### EXTRACTED INFORMATION
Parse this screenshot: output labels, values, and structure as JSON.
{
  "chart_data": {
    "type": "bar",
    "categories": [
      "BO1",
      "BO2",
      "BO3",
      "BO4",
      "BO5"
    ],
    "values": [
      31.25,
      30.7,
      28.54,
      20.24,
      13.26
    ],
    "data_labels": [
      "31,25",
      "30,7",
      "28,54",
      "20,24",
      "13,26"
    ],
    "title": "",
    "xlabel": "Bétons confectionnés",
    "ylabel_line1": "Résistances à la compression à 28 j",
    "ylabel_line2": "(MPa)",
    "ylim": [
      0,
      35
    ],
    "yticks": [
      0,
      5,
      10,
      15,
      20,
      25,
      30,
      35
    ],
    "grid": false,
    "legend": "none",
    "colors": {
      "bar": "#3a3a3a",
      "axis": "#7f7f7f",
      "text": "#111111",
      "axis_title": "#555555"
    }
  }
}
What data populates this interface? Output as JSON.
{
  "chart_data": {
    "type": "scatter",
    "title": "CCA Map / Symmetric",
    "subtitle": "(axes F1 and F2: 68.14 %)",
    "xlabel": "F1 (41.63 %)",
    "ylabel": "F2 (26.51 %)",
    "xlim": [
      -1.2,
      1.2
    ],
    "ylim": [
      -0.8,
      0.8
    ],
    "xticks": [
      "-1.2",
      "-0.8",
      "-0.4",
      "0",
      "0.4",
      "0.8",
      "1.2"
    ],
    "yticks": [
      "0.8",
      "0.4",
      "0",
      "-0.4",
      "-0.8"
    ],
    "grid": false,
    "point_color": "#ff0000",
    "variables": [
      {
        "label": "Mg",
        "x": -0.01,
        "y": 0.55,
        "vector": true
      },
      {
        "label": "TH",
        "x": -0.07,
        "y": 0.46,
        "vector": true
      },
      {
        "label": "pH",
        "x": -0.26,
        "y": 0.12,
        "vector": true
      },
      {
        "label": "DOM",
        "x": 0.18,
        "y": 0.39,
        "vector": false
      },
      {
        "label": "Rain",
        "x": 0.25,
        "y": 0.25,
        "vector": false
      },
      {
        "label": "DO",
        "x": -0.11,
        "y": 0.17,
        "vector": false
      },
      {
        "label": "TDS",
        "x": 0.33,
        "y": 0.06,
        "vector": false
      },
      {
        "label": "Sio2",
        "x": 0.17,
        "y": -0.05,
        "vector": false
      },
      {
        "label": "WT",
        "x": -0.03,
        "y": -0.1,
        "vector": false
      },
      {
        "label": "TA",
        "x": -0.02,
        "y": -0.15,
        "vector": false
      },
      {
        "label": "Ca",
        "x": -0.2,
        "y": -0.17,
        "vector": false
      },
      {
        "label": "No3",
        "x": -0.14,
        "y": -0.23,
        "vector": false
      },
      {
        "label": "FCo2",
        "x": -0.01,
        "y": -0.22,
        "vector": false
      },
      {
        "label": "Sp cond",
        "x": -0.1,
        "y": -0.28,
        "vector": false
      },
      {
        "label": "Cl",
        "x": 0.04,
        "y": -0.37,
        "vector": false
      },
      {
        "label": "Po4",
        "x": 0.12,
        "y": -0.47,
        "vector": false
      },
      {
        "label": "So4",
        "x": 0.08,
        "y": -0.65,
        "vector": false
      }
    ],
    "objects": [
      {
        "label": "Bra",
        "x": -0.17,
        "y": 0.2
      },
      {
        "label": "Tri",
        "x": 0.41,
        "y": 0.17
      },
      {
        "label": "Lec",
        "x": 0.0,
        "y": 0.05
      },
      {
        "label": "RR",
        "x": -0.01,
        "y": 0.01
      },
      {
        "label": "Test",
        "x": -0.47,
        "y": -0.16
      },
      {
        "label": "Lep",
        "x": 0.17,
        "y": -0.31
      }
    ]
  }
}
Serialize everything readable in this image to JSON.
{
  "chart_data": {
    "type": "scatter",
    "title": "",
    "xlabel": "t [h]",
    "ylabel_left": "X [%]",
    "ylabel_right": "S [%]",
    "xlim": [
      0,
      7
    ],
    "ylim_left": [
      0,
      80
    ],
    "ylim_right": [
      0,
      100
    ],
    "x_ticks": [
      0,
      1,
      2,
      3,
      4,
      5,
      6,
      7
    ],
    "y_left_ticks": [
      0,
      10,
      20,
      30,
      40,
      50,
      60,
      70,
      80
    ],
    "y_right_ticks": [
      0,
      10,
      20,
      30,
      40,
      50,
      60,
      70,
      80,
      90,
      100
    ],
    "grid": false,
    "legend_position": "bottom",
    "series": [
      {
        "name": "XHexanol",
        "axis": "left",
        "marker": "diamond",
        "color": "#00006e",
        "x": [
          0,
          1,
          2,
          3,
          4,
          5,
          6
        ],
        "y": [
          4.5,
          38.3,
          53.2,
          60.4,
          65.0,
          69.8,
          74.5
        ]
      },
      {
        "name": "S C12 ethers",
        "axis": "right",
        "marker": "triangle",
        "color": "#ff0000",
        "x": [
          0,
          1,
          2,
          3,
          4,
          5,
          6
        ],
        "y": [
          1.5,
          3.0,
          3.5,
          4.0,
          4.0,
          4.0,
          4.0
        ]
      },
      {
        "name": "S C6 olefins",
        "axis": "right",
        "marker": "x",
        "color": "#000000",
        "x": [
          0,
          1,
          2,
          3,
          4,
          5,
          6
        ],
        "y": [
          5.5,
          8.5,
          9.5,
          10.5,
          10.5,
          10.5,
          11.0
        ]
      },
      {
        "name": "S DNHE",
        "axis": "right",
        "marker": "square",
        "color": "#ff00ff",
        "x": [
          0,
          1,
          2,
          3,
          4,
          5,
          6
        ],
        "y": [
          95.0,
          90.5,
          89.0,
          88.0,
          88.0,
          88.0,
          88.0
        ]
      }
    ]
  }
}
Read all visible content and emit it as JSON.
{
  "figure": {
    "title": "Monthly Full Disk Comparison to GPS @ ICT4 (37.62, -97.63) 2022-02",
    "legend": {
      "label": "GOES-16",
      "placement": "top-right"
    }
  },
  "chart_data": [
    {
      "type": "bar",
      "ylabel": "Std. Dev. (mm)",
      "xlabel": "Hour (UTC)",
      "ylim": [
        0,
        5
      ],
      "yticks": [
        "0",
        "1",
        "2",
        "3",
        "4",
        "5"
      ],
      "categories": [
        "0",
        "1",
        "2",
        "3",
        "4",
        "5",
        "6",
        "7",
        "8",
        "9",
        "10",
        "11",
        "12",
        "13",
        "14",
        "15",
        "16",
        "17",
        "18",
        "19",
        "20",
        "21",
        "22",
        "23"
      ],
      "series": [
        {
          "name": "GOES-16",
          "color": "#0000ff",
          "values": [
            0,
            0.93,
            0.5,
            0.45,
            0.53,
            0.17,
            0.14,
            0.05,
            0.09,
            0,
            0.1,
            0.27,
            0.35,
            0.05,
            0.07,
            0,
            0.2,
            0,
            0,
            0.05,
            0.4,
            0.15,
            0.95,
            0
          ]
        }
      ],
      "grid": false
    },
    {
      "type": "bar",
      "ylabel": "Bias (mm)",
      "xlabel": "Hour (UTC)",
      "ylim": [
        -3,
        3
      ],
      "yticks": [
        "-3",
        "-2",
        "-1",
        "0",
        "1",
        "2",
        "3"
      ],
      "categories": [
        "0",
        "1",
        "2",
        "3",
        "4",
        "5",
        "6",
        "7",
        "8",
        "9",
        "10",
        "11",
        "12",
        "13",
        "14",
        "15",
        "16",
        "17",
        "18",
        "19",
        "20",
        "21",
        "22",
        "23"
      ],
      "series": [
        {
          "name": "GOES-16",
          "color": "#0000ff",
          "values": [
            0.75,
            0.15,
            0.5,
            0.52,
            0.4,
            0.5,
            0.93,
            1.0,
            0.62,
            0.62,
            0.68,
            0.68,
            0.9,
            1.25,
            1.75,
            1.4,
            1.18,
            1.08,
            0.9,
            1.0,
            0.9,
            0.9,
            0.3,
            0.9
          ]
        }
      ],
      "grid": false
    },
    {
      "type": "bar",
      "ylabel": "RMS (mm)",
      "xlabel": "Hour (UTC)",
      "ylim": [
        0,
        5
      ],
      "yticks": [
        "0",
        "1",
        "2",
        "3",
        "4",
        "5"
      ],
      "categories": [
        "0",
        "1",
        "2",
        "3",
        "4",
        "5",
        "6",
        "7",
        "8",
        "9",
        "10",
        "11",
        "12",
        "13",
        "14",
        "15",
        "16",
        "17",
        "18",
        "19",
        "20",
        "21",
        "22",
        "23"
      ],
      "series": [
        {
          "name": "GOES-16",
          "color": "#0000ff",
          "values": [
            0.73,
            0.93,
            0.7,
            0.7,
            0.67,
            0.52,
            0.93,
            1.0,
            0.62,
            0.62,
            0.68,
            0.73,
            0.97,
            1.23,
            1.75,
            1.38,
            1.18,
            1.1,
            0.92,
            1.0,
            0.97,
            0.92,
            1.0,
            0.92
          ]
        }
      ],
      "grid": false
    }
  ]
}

### EXERCISE INSTRUCTIONS
Only the number is required: the count of lines containing the word "this".

### FINAL RESULT
3